START Supplied information
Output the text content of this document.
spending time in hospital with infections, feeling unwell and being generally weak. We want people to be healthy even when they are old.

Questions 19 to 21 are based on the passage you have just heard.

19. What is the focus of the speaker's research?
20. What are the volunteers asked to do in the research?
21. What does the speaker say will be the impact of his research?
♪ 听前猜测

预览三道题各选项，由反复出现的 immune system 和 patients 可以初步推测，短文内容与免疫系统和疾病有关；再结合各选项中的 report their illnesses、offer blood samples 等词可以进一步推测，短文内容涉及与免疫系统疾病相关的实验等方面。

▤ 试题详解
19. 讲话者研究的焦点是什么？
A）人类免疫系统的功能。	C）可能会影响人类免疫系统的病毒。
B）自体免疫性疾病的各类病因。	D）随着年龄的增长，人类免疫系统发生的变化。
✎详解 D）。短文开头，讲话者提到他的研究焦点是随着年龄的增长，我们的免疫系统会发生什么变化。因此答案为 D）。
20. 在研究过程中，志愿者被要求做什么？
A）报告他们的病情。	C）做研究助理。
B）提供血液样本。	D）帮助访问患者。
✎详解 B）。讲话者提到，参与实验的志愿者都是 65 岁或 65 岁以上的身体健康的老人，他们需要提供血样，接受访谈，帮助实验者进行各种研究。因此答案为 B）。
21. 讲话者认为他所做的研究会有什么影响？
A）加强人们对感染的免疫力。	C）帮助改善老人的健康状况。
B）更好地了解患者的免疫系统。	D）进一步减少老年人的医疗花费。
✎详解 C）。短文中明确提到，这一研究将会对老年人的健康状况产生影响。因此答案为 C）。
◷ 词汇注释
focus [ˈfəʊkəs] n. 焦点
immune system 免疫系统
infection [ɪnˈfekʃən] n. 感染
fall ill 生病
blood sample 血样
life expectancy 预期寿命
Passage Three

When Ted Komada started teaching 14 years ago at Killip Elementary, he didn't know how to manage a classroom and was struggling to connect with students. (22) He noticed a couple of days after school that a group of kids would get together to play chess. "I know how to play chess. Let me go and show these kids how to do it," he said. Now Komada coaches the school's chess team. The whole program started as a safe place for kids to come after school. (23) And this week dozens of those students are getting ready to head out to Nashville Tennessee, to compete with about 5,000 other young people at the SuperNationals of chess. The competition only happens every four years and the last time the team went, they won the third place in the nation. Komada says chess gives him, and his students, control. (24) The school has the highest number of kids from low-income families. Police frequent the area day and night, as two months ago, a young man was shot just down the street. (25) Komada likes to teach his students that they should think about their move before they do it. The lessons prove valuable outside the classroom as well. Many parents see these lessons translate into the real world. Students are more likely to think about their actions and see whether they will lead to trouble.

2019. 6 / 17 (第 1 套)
END Supplied information
- _Work to complete_: The task requires an exact copy of all the lines above.

- _Solution to the problem_:
Output the text content of this document.
spending time in hospital with infections, feeling unwell and being generally weak. We want people to be healthy even when they are old.

Questions 19 to 21 are based on the passage you have just heard.

19. What is the focus of the speaker's research?
20. What are the volunteers asked to do in the research?
21. What does the speaker say will be the impact of his research?
♪ 听前猜测

预览三道题各选项，由反复出现的 immune system 和 patients 可以初步推测，短文内容与免疫系统和疾病有关；再结合各选项中的 report their illnesses、offer blood samples 等词可以进一步推测，短文内容涉及与免疫系统疾病相关的实验等方面。

▤ 试题详解
19. 讲话者研究的焦点是什么？
A）人类免疫系统的功能。	C）可能会影响人类免疫系统的病毒。
B）自体免疫性疾病的各类病因。	D）随着年龄的增长，人类免疫系统发生的变化。
✎详解 D）。短文开头，讲话者提到他的研究焦点是随着年龄的增长，我们的免疫系统会发生什么变化。因此答案为 D）。
20. 在研究过程中，志愿者被要求做什么？
A）报告他们的病情。	C）做研究助理。
B）提供血液样本。	D）帮助访问患者。
✎详解 B）。讲话者提到，参与实验的志愿者都是 65 岁或 65 岁以上的身体健康的老人，他们需要提供血样，接受访谈，帮助实验者进行各种研究。因此答案为 B）。
21. 讲话者认为他所做的研究会有什么影响？
A）加强人们对感染的免疫力。	C）帮助改善老人的健康状况。
B）更好地了解患者的免疫系统。	D）进一步减少老年人的医疗花费。
✎详解 C）。短文中明确提到，这一研究将会对老年人的健康状况产生影响。因此答案为 C）。
◷ 词汇注释
focus [ˈfəʊkəs] n. 焦点
immune system 免疫系统
infection [ɪnˈfekʃən] n. 感染
fall ill 生病
blood sample 血样
life expectancy 预期寿命
Passage Three

When Ted Komada started teaching 14 years ago at Killip Elementary, he didn't know how to manage a classroom and was struggling to connect with students. (22) He noticed a couple of days after school that a group of kids would get together to play chess. "I know how to play chess. Let me go and show these kids how to do it," he said. Now Komada coaches the school's chess team. The whole program started as a safe place for kids to come after school. (23) And this week dozens of those students are getting ready to head out to Nashville Tennessee, to compete with about 5,000 other young people at the SuperNationals of chess. The competition only happens every four years and the last time the team went, they won the third place in the nation. Komada says chess gives him, and his students, control. (24) The school has the highest number of kids from low-income families. Police frequent the area day and night, as two months ago, a young man was shot just down the street. (25) Komada likes to teach his students that they should think about their move before they do it. The lessons prove valuable outside the classroom as well. Many parents see these lessons translate into the real world. Students are more likely to think about their actions and see whether they will lead to trouble.

2019. 6 / 17 (第 1 套)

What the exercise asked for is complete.